== LISTING

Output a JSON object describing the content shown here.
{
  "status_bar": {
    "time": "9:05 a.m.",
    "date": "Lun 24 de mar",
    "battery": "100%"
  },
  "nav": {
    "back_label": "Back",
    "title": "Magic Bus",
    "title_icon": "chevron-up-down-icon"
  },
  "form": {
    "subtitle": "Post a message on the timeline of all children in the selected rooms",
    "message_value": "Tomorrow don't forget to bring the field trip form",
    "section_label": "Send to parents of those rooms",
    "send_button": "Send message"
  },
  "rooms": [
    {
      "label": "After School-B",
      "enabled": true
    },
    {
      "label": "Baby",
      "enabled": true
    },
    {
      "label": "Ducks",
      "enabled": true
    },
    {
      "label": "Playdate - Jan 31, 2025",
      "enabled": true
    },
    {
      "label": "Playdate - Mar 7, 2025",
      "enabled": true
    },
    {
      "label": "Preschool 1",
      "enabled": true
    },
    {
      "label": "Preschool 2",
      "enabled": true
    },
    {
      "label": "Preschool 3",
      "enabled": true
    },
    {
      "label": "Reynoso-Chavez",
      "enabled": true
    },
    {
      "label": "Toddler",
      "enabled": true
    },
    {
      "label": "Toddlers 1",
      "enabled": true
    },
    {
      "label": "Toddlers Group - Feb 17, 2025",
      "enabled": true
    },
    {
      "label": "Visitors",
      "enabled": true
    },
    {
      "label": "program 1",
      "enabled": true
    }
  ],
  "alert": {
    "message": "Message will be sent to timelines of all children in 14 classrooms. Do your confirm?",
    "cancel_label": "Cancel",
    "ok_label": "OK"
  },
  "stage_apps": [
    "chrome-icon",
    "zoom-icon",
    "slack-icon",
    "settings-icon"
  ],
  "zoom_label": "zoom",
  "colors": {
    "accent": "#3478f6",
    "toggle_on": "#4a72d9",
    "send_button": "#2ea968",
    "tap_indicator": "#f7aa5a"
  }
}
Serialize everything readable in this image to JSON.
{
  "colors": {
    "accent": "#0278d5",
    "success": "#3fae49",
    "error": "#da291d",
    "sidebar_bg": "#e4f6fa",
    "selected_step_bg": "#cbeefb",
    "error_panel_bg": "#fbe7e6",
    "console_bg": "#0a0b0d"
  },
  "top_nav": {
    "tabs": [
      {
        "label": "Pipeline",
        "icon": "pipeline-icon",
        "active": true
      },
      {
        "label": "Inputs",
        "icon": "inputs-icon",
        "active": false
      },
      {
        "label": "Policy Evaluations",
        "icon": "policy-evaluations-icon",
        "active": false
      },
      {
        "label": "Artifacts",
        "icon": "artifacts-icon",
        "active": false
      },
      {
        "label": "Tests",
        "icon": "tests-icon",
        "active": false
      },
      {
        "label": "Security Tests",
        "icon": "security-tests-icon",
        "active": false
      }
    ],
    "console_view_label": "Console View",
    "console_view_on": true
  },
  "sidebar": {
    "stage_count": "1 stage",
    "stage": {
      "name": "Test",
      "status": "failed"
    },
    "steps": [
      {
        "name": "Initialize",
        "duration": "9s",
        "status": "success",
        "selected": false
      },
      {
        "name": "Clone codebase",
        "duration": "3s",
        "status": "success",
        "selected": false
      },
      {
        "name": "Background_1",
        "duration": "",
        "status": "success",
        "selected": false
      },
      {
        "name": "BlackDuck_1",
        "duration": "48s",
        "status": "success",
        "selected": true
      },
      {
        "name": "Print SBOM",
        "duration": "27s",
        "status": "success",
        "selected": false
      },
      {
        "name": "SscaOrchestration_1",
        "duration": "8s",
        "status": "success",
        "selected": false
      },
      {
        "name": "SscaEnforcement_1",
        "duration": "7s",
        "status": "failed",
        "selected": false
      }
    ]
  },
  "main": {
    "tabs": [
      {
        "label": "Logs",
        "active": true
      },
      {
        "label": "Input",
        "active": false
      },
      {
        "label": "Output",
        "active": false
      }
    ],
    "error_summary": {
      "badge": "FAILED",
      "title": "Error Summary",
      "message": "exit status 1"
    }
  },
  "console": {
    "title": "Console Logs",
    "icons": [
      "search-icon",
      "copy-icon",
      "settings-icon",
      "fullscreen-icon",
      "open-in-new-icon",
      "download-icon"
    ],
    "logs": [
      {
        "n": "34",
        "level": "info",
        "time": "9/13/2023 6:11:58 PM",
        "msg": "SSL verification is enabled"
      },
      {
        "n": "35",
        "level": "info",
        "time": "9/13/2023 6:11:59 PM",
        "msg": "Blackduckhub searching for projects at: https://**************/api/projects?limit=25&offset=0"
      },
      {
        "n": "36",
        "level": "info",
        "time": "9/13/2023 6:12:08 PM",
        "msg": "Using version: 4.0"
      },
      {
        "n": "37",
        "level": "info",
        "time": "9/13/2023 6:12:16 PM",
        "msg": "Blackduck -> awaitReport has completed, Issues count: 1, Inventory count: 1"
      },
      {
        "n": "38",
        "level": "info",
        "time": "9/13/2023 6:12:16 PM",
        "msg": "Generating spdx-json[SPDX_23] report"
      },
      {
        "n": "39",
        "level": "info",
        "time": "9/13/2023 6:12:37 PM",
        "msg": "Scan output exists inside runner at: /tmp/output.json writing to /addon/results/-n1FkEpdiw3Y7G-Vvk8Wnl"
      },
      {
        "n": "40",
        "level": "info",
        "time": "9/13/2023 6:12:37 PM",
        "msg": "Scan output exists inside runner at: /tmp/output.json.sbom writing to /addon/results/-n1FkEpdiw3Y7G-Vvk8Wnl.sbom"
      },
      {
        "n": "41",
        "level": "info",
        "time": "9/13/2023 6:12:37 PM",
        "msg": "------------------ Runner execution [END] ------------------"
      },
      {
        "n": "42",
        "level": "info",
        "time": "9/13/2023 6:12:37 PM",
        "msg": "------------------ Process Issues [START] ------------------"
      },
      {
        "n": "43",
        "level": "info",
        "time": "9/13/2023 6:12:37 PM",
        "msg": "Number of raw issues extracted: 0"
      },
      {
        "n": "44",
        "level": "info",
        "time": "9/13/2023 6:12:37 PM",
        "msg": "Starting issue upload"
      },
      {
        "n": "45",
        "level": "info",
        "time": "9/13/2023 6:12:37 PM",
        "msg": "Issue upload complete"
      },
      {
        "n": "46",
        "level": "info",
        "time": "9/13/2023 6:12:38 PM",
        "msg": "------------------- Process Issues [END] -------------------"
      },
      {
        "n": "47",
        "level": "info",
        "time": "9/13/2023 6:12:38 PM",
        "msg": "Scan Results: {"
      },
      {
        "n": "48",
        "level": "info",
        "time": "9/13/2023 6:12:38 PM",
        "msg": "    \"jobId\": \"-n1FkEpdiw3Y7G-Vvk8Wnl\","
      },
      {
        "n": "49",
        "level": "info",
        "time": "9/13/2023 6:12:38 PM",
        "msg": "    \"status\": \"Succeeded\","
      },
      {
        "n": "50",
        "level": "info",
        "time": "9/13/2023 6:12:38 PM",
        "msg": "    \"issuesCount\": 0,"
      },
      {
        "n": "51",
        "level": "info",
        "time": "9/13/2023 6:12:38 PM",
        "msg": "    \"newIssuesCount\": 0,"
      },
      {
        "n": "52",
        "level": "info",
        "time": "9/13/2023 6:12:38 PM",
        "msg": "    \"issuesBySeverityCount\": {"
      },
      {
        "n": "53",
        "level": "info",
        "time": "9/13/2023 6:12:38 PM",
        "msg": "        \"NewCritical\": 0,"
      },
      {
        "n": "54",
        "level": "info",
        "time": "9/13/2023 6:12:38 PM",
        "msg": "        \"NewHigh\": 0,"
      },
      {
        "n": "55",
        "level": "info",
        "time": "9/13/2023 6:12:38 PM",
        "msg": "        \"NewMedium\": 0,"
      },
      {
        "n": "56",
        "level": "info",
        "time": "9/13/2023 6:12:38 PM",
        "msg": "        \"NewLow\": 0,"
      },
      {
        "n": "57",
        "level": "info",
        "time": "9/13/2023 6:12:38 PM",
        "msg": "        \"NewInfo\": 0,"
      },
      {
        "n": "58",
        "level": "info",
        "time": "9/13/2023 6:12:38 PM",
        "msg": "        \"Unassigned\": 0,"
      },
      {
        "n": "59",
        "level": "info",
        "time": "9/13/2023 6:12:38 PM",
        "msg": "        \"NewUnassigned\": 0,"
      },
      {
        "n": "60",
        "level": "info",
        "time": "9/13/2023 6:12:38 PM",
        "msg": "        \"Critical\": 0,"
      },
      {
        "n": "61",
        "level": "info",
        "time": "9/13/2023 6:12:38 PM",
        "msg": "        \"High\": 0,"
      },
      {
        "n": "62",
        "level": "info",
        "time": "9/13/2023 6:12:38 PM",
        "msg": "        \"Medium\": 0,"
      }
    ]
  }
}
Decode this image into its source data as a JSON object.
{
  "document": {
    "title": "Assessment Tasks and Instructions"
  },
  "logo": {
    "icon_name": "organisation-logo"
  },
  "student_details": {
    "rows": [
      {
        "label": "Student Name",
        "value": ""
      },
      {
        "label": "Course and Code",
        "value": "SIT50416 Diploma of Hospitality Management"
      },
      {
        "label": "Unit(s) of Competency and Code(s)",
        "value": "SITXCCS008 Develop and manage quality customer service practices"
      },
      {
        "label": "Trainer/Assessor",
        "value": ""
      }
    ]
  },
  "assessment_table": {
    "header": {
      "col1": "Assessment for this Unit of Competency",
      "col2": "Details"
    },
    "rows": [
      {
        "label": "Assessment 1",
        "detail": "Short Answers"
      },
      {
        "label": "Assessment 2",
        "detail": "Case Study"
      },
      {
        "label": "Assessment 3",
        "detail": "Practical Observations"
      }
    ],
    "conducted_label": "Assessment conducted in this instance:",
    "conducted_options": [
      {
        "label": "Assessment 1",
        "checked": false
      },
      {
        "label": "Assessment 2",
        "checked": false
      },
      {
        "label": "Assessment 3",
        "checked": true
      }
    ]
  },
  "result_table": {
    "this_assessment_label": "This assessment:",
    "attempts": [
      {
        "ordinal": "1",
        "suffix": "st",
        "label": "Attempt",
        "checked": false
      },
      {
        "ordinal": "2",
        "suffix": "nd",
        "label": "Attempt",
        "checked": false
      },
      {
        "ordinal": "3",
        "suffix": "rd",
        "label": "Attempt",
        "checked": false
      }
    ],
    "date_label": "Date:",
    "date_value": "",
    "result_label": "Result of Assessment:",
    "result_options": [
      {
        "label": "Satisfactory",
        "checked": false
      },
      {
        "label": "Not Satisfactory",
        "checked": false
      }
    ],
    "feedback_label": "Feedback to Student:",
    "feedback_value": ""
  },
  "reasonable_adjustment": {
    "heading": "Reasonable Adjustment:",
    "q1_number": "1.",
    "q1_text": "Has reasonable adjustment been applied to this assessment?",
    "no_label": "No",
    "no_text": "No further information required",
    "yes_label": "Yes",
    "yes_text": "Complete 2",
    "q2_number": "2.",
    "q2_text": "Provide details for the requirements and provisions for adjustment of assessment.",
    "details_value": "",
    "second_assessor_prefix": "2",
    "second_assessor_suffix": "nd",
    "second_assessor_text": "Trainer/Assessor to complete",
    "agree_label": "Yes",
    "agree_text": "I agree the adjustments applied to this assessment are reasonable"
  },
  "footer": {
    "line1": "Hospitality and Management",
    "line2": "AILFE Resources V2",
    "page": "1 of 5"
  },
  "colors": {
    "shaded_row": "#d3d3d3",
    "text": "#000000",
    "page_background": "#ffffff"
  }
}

====

*OBJECTIVE*
Count the lines that hold the string "Unit", and reply with that number alone.

*RESULT OF THE TASK*
2